## Goal
Only the pictures stay out; every record is to be quoted exactly.

## Data provided
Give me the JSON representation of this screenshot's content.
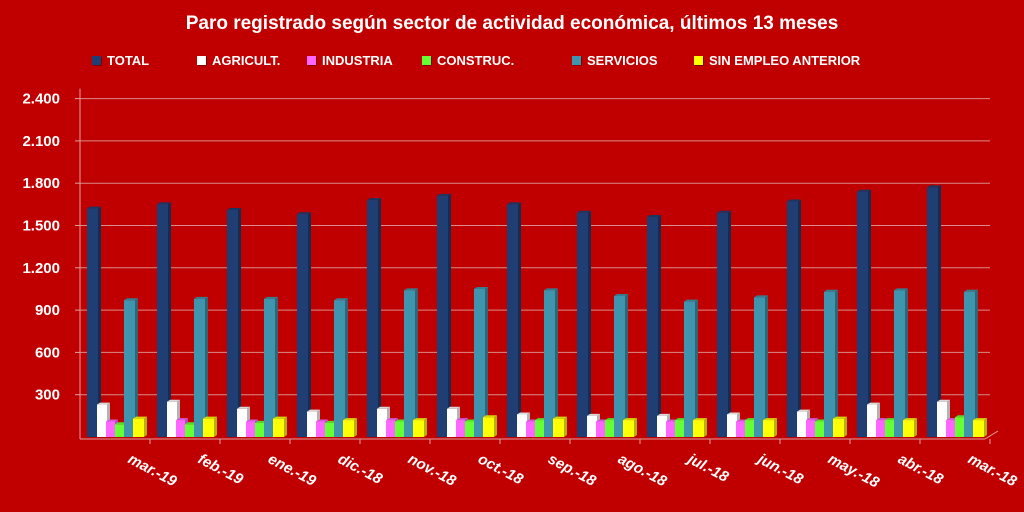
{
  "chart_data": {
    "type": "bar",
    "title": "Paro registrado según sector de actividad económica, últimos 13 meses",
    "xlabel": "",
    "ylabel": "",
    "ylim": [
      0,
      2400
    ],
    "yticks": [
      300,
      600,
      900,
      1200,
      1500,
      1800,
      2100,
      2400
    ],
    "ytick_labels": [
      "300",
      "600",
      "900",
      "1.200",
      "1.500",
      "1.800",
      "2.100",
      "2.400"
    ],
    "grid": true,
    "legend_position": "top",
    "categories": [
      "mar.-19",
      "feb.-19",
      "ene.-19",
      "dic.-18",
      "nov.-18",
      "oct.-18",
      "sep.-18",
      "ago.-18",
      "jul.-18",
      "jun.-18",
      "may.-18",
      "abr.-18",
      "mar.-18"
    ],
    "series": [
      {
        "name": "TOTAL",
        "color": "#1f3f74",
        "values": [
          1620,
          1650,
          1610,
          1580,
          1680,
          1710,
          1650,
          1590,
          1560,
          1590,
          1670,
          1740,
          1770
        ]
      },
      {
        "name": "AGRICULT.",
        "color": "#ffffff",
        "values": [
          230,
          250,
          200,
          180,
          200,
          200,
          160,
          150,
          150,
          160,
          180,
          230,
          250
        ]
      },
      {
        "name": "INDUSTRIA",
        "color": "#ff66ff",
        "values": [
          110,
          120,
          110,
          110,
          120,
          120,
          110,
          110,
          110,
          110,
          120,
          120,
          120
        ]
      },
      {
        "name": "CONSTRUC.",
        "color": "#66ff33",
        "values": [
          90,
          90,
          100,
          100,
          110,
          110,
          120,
          120,
          120,
          120,
          110,
          120,
          140
        ]
      },
      {
        "name": "SERVICIOS",
        "color": "#3e95ad",
        "values": [
          970,
          980,
          980,
          970,
          1040,
          1050,
          1040,
          1000,
          960,
          990,
          1030,
          1040,
          1030
        ]
      },
      {
        "name": "SIN EMPLEO ANTERIOR",
        "color": "#ffff00",
        "values": [
          130,
          130,
          130,
          120,
          120,
          140,
          130,
          120,
          120,
          120,
          130,
          120,
          120
        ]
      }
    ]
  }
}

## The response
Give me the JSON representation of this screenshot's content.
{
  "chart_data": {
    "type": "bar",
    "title": "Paro registrado según sector de actividad económica, últimos 13 meses",
    "xlabel": "",
    "ylabel": "",
    "ylim": [
      0,
      2400
    ],
    "yticks": [
      300,
      600,
      900,
      1200,
      1500,
      1800,
      2100,
      2400
    ],
    "ytick_labels": [
      "300",
      "600",
      "900",
      "1.200",
      "1.500",
      "1.800",
      "2.100",
      "2.400"
    ],
    "grid": true,
    "legend_position": "top",
    "categories": [
      "mar.-19",
      "feb.-19",
      "ene.-19",
      "dic.-18",
      "nov.-18",
      "oct.-18",
      "sep.-18",
      "ago.-18",
      "jul.-18",
      "jun.-18",
      "may.-18",
      "abr.-18",
      "mar.-18"
    ],
    "series": [
      {
        "name": "TOTAL",
        "color": "#1f3f74",
        "values": [
          1620,
          1650,
          1610,
          1580,
          1680,
          1710,
          1650,
          1590,
          1560,
          1590,
          1670,
          1740,
          1770
        ]
      },
      {
        "name": "AGRICULT.",
        "color": "#ffffff",
        "values": [
          230,
          250,
          200,
          180,
          200,
          200,
          160,
          150,
          150,
          160,
          180,
          230,
          250
        ]
      },
      {
        "name": "INDUSTRIA",
        "color": "#ff66ff",
        "values": [
          110,
          120,
          110,
          110,
          120,
          120,
          110,
          110,
          110,
          110,
          120,
          120,
          120
        ]
      },
      {
        "name": "CONSTRUC.",
        "color": "#66ff33",
        "values": [
          90,
          90,
          100,
          100,
          110,
          110,
          120,
          120,
          120,
          120,
          110,
          120,
          140
        ]
      },
      {
        "name": "SERVICIOS",
        "color": "#3e95ad",
        "values": [
          970,
          980,
          980,
          970,
          1040,
          1050,
          1040,
          1000,
          960,
          990,
          1030,
          1040,
          1030
        ]
      },
      {
        "name": "SIN EMPLEO ANTERIOR",
        "color": "#ffff00",
        "values": [
          130,
          130,
          130,
          120,
          120,
          140,
          130,
          120,
          120,
          120,
          130,
          120,
          120
        ]
      }
    ]
  }
}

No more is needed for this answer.